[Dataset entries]

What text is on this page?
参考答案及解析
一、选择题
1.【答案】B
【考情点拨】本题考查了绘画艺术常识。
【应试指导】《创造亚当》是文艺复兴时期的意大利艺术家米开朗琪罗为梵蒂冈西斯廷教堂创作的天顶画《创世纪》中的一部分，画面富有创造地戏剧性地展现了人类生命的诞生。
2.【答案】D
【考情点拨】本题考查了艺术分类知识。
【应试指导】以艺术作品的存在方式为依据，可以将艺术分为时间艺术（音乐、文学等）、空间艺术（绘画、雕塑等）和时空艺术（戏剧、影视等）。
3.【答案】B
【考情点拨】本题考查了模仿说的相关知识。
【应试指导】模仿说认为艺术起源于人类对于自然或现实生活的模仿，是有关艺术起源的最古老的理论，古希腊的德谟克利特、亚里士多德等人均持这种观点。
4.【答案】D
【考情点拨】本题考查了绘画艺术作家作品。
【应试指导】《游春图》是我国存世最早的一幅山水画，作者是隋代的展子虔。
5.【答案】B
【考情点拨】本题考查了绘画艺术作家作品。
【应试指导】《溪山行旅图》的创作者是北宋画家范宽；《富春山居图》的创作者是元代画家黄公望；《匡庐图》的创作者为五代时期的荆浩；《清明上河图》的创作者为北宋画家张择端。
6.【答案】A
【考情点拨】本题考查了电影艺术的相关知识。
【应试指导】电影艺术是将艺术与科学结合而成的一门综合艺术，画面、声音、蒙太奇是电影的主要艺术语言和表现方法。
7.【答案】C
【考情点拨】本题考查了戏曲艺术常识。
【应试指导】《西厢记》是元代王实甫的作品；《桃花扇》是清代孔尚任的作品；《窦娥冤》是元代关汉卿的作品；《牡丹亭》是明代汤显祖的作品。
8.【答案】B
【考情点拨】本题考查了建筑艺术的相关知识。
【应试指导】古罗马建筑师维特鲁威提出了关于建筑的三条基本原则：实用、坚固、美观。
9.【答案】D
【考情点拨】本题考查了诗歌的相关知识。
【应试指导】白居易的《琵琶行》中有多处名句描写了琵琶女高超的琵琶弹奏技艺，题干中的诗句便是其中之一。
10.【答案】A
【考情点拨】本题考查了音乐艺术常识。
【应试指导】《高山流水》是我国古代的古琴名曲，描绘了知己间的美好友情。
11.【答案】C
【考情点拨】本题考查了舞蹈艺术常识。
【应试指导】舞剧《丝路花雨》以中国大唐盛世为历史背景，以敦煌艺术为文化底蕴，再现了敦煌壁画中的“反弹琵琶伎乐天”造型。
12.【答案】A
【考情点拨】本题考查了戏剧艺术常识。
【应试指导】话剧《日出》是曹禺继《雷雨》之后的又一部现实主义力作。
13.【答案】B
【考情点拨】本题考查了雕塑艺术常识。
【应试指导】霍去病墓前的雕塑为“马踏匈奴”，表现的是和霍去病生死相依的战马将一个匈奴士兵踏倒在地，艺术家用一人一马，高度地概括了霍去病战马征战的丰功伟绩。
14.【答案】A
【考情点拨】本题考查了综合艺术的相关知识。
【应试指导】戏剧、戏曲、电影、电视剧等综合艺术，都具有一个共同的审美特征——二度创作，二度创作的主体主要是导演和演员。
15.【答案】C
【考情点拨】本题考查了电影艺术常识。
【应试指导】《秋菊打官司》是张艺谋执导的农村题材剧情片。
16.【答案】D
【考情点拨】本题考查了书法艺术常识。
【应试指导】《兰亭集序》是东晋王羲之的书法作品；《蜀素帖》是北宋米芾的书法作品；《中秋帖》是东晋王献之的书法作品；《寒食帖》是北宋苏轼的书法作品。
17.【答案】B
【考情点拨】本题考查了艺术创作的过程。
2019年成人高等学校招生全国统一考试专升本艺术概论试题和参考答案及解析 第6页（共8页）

» **Written problem**:
Copy every line of the material, please, keeping it exactly the same.

» **Result**:
What text is on this page?
参考答案及解析
一、选择题
1.【答案】B
【考情点拨】本题考查了绘画艺术常识。
【应试指导】《创造亚当》是文艺复兴时期的意大利艺术家米开朗琪罗为梵蒂冈西斯廷教堂创作的天顶画《创世纪》中的一部分，画面富有创造地戏剧性地展现了人类生命的诞生。
2.【答案】D
【考情点拨】本题考查了艺术分类知识。
【应试指导】以艺术作品的存在方式为依据，可以将艺术分为时间艺术（音乐、文学等）、空间艺术（绘画、雕塑等）和时空艺术（戏剧、影视等）。
3.【答案】B
【考情点拨】本题考查了模仿说的相关知识。
【应试指导】模仿说认为艺术起源于人类对于自然或现实生活的模仿，是有关艺术起源的最古老的理论，古希腊的德谟克利特、亚里士多德等人均持这种观点。
4.【答案】D
【考情点拨】本题考查了绘画艺术作家作品。
【应试指导】《游春图》是我国存世最早的一幅山水画，作者是隋代的展子虔。
5.【答案】B
【考情点拨】本题考查了绘画艺术作家作品。
【应试指导】《溪山行旅图》的创作者是北宋画家范宽；《富春山居图》的创作者是元代画家黄公望；《匡庐图》的创作者为五代时期的荆浩；《清明上河图》的创作者为北宋画家张择端。
6.【答案】A
【考情点拨】本题考查了电影艺术的相关知识。
【应试指导】电影艺术是将艺术与科学结合而成的一门综合艺术，画面、声音、蒙太奇是电影的主要艺术语言和表现方法。
7.【答案】C
【考情点拨】本题考查了戏曲艺术常识。
【应试指导】《西厢记》是元代王实甫的作品；《桃花扇》是清代孔尚任的作品；《窦娥冤》是元代关汉卿的作品；《牡丹亭》是明代汤显祖的作品。
8.【答案】B
【考情点拨】本题考查了建筑艺术的相关知识。
【应试指导】古罗马建筑师维特鲁威提出了关于建筑的三条基本原则：实用、坚固、美观。
9.【答案】D
【考情点拨】本题考查了诗歌的相关知识。
【应试指导】白居易的《琵琶行》中有多处名句描写了琵琶女高超的琵琶弹奏技艺，题干中的诗句便是其中之一。
10.【答案】A
【考情点拨】本题考查了音乐艺术常识。
【应试指导】《高山流水》是我国古代的古琴名曲，描绘了知己间的美好友情。
11.【答案】C
【考情点拨】本题考查了舞蹈艺术常识。
【应试指导】舞剧《丝路花雨》以中国大唐盛世为历史背景，以敦煌艺术为文化底蕴，再现了敦煌壁画中的“反弹琵琶伎乐天”造型。
12.【答案】A
【考情点拨】本题考查了戏剧艺术常识。
【应试指导】话剧《日出》是曹禺继《雷雨》之后的又一部现实主义力作。
13.【答案】B
【考情点拨】本题考查了雕塑艺术常识。
【应试指导】霍去病墓前的雕塑为“马踏匈奴”，表现的是和霍去病生死相依的战马将一个匈奴士兵踏倒在地，艺术家用一人一马，高度地概括了霍去病战马征战的丰功伟绩。
14.【答案】A
【考情点拨】本题考查了综合艺术的相关知识。
【应试指导】戏剧、戏曲、电影、电视剧等综合艺术，都具有一个共同的审美特征——二度创作，二度创作的主体主要是导演和演员。
15.【答案】C
【考情点拨】本题考查了电影艺术常识。
【应试指导】《秋菊打官司》是张艺谋执导的农村题材剧情片。
16.【答案】D
【考情点拨】本题考查了书法艺术常识。
【应试指导】《兰亭集序》是东晋王羲之的书法作品；《蜀素帖》是北宋米芾的书法作品；《中秋帖》是东晋王献之的书法作品；《寒食帖》是北宋苏轼的书法作品。
17.【答案】B
【考情点拨】本题考查了艺术创作的过程。
2019年成人高等学校招生全国统一考试专升本艺术概论试题和参考答案及解析 第6页（共8页）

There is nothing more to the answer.